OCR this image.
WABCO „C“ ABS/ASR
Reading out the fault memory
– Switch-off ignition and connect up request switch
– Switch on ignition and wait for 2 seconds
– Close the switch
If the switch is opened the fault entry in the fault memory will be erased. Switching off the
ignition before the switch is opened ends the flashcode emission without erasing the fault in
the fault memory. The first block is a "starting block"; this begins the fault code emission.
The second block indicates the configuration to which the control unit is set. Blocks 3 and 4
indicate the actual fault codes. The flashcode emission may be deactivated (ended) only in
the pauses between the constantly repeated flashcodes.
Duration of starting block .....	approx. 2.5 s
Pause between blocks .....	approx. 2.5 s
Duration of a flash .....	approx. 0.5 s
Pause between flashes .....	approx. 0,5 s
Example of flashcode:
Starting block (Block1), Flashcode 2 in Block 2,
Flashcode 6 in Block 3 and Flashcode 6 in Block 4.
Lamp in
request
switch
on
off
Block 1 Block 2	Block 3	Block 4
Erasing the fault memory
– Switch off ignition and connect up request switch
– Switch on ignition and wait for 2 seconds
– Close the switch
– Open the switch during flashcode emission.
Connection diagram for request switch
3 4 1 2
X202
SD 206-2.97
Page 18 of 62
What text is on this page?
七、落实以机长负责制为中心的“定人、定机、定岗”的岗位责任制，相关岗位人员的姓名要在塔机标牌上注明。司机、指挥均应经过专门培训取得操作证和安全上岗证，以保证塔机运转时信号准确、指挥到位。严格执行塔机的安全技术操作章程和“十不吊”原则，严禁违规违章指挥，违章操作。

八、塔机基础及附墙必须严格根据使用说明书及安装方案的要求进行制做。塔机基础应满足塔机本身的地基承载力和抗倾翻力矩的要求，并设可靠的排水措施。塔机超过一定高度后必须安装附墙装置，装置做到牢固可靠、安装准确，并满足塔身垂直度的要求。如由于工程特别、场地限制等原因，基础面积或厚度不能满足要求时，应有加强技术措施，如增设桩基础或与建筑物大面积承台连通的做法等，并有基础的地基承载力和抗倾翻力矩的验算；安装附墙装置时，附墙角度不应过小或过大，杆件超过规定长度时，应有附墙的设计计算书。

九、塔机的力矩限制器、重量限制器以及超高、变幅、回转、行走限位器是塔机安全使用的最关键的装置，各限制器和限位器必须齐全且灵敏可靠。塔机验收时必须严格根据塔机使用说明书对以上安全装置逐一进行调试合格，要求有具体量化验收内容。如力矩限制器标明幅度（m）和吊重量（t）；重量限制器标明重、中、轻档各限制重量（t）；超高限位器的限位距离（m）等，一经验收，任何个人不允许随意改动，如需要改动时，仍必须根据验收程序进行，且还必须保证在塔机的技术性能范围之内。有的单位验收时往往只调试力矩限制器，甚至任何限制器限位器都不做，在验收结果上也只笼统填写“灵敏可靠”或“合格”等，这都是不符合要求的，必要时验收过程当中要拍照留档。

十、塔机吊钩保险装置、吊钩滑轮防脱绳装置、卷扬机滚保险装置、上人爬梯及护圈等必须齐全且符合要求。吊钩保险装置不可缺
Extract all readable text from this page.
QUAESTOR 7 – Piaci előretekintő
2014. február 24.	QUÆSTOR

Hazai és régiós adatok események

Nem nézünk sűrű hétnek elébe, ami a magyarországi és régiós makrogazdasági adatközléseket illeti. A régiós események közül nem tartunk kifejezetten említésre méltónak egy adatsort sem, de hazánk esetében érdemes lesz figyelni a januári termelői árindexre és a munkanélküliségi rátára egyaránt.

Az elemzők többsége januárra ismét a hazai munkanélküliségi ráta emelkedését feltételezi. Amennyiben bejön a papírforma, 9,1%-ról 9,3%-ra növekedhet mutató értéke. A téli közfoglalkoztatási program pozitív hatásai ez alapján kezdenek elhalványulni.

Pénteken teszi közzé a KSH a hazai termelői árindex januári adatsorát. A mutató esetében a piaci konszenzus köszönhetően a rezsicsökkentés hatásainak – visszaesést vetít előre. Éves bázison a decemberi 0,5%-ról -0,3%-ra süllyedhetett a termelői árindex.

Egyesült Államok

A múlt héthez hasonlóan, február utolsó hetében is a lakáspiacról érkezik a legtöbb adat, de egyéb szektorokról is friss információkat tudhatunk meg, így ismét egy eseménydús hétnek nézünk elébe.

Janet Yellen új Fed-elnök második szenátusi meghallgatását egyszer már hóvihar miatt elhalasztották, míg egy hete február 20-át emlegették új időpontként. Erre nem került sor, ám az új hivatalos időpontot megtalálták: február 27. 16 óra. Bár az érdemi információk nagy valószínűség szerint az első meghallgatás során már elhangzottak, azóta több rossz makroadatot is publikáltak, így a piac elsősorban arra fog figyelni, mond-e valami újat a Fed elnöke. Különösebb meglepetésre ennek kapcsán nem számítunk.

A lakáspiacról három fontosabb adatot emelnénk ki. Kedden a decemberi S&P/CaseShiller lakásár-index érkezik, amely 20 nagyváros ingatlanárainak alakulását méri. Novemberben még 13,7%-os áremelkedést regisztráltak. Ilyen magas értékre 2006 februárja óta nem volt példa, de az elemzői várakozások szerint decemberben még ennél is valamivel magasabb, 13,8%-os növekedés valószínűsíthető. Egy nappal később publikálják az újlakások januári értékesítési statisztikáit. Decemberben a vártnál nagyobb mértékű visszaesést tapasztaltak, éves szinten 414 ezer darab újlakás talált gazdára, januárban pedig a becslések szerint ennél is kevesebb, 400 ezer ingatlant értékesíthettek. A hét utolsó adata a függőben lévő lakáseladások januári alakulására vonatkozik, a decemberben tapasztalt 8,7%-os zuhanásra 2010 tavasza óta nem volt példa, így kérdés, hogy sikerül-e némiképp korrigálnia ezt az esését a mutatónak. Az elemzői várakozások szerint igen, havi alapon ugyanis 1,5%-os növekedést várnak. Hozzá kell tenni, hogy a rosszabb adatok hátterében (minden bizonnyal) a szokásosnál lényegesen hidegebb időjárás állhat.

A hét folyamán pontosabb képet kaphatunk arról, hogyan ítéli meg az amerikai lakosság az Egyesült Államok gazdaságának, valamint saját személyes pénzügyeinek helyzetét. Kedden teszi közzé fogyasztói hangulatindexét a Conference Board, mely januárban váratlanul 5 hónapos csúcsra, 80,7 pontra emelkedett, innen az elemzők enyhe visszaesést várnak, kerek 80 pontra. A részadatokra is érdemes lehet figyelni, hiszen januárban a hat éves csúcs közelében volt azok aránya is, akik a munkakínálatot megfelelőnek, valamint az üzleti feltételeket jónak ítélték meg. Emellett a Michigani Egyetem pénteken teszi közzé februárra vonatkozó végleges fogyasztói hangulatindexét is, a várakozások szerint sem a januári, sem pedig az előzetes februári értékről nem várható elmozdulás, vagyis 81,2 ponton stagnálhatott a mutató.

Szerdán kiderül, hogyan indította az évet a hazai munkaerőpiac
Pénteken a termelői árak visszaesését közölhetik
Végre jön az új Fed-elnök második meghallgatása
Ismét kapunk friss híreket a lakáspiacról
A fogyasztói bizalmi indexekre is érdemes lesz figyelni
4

************

● Set problem
Copy out every line from the records that has the word "memory".

● Finished answer
Reading out the fault memory
If the switch is opened the fault entry in the fault memory will be erased. Switching off the
the fault memory. The first block is a "starting block"; this begins the fault code emission.
Erasing the fault memory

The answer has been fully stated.